======== KUTIPAN PILIHAN

Wednesday, January 13, 2010

Outsourcing dan Air Mata Seorang Kawan

Selasa, 12 Januari 2010 mungkin menjadi hari yang biasa saja bagi sebagian besar orang lain di luar saya dan teman-teman training kerja saya. Selasa, 12 Januari 2010 atau jika bisa saya sebut sebagai 12 Jan 10 merupakan hari yang cukup bersejarah bagi saya dan teman-teman training kerja saya. Bagaimana tidak, hari tersebut merupakan hari pengumuman kelulusan dari training yang saya dan teman-teman saya ikuti di salah satu bank swasta nasional.
Tiga minggu lamanya saya dan teman-teman saya menjalani training. Dari mulai menerima materi layaknya mahasiswa di ruang kuliah, sampai dengan mentoring bersama senior kami. Semua itu merupakan proses yang harus kami lalui untuk mendapatkan satu jatah kursi kerja beserta hak dan tanggung jawabnya. Diakhir training kami pun harus menjalani ujian training, dimana ujian terbagi atas dua sesi. Pertama adalah ujian tulis, ujian ini merupakan ujian product knowledge dari perusahan tempat saya dan teman-teman saya mengikuti training. Kedua adalah ujian role play, ujian ini merupakan ujian praktek atau simulasi dari pekerjaan yang harus kami lakukan kelak, yaitu sebagai customer relation officer pada divisi call center. Layaknya ujian masuk perguruan tinggi, dalam ujian training itupun kami harus siap menerima kenyataan pahit jika kami tidak lolos karena nilai ujian kami dibawah nilai yang telah ditetapkan.

================
======== DATA YANG TERSEDIA

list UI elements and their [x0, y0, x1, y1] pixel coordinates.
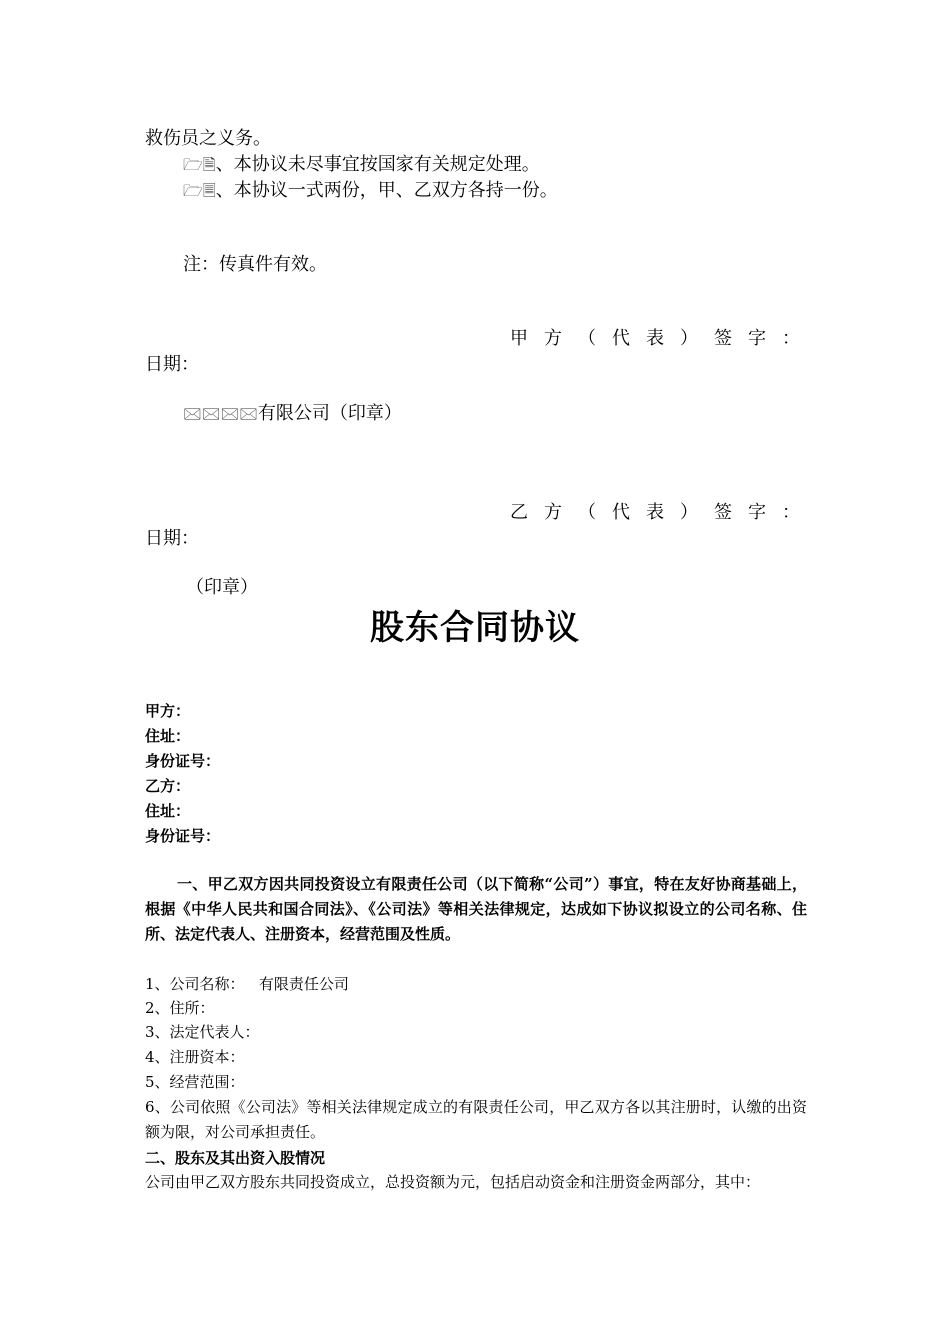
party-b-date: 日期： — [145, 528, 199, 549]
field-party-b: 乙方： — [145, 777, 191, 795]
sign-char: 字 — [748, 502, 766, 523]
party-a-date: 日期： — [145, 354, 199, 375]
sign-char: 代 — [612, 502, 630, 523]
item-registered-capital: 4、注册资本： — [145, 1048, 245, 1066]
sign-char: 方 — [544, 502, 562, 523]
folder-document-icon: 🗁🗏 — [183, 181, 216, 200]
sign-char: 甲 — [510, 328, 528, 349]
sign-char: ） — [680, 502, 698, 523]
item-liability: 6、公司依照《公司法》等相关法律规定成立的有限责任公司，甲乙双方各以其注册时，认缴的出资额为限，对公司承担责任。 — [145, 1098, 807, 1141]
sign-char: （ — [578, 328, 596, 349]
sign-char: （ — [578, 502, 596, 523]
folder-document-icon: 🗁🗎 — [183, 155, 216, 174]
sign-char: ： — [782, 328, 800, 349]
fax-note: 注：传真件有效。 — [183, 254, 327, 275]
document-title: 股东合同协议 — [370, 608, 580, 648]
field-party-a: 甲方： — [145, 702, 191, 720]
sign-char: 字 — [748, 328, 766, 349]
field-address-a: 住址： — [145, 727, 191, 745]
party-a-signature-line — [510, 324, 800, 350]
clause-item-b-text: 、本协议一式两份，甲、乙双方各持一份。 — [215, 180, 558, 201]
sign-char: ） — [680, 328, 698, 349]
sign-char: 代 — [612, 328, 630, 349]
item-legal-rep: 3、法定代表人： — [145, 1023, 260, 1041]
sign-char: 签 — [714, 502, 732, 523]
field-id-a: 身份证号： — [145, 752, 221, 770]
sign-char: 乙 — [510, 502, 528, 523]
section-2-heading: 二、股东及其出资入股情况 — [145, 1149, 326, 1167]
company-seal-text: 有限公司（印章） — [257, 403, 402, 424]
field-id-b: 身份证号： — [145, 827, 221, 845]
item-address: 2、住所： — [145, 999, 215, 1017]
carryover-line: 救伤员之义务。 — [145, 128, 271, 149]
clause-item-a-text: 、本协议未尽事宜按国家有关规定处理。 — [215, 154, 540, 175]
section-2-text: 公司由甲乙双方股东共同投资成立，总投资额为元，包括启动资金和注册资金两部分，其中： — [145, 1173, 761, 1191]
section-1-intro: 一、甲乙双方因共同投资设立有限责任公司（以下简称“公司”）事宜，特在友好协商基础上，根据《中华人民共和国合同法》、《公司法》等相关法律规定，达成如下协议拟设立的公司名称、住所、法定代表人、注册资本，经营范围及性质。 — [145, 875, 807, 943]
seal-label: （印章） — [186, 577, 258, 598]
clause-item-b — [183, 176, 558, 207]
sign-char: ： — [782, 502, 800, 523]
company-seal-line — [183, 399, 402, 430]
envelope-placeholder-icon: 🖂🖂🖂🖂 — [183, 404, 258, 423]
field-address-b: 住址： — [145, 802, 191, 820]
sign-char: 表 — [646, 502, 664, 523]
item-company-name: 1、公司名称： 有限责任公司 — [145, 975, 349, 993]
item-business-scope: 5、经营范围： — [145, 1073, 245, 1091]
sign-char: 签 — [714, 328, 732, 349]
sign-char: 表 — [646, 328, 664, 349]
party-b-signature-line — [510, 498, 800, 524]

================

TUGAS ANDA:
1. Tulis ulang baris-baris catatan mulai dari baris yang memuat "party-b-date: 日期： — [145, 528, 199, 549]" dan berakhir pada baris yang memuat "sign-char: 方 — [544, 502, 562, 523]", dengan mengganti "sign-char" menjadi "signature-char" tanpa mengubah bagian lainnya.
2. Lanjutkanlah teks tentang training kerja, dimulai setelah kalimat terakhir yang ditampilkan.
Teks tentang training kerja dan catatan ini merupakan dua bahan yang tidak saling berkaitan.

KUNCI JAWABAN:
1.
party-b-date: 日期： — [145, 528, 199, 549]
field-party-b: 乙方： — [145, 777, 191, 795]
signature-char: 字 — [748, 502, 766, 523]
party-a-date: 日期： — [145, 354, 199, 375]
signature-char: 代 — [612, 502, 630, 523]
item-registered-capital: 4、注册资本： — [145, 1048, 245, 1066]
signature-char: 方 — [544, 502, 562, 523]

2.
Buat saya pribadi, pekerjaan yang akan saya lakoni ini berbanding terbalik dengan latar belakang pendidikan saya. Untuk itu, dalam training ini saya memualai semuanya dari nol. Kondisi ini juga dialami oleh beberapa teman training kerja saya. Diantara mereka ada yang senasib dengan saya, yaitu banting steer demi mengais rupiah. Bahkan, demi pekerjaan dengan status pegawai OUTSOURCING. Bagaimana tidak, hampir semua perusahan-perusahaan besar di Indoenesia atau Jakarta khususnya menggunakan jasa OUTSOURCING dalam merekrut karyawan. OUTSOURCING! OUTSOURCING! Dan OUTSOURCING! Saya ulangi kata itu biar kita selalu ingat bahwa OUTSOURCING merupakan sistem yang harus selalu kita waspadai.
Dalam proses training yang saya dan teman-teman saya lalui banyak kejadian lucu yang kami lewati. Salah satunya adalah seorang teman saya yang saking pusingnya dengan materi training sampai jatuh sakit lalu salah minum obat. Alhasil, setiap pagi dia meminum dua kaleng susu cap beruang demi menetralisir racunnya. Tidak hanya itu, atas anjuran teman dia sampai harus mengoleskan balsam dengan bau yang menyengat kesekitar leher dan kepalanya serta menjalani CT scan untuk membuktikan bahwa otaknya baik-baik saja. Memang harus diakui bahwa kelas training kami agak berbeda dengan kelas yang lain. Kami menyebut kelas kami sebagai kelasnya orang autis. Hal ini karena tingkah laku saya dan teman-teman saya yang sering kali aneh dan berlebihan tiap kali mendapatkan materi training yang sulit dimengerti. Meski demikian, saya beranggapan bahwa kelas kami adalah kelas yang menarik dan menyenangkan.
Kembali lagi pada 12 Jan 10. Seperti yang saya katakan diatas, hari itu merupakan hari dimana nasib saya dan teman-teman saya ditentukan untuk satu tahun mendatang. Setelah menjalani training dan ujian akhirnya saya dan teman-teman saya akan mendengarkan pengumuman hasil nilai training sekaligus pengumuman mengenai siapa saja yang berhak menjadi karyawan OUTSOURCING diperusahaan kami mengikuti training. Satu, dua, tiga nama disebutkan satu persatu. Saya dan teman-teman saya saling pandang, jantung kami berdegup kencang seolah ingin menyeruak keluar. Saya mencoba tenang, teman disebelah saya berdoa disudut bibirnya.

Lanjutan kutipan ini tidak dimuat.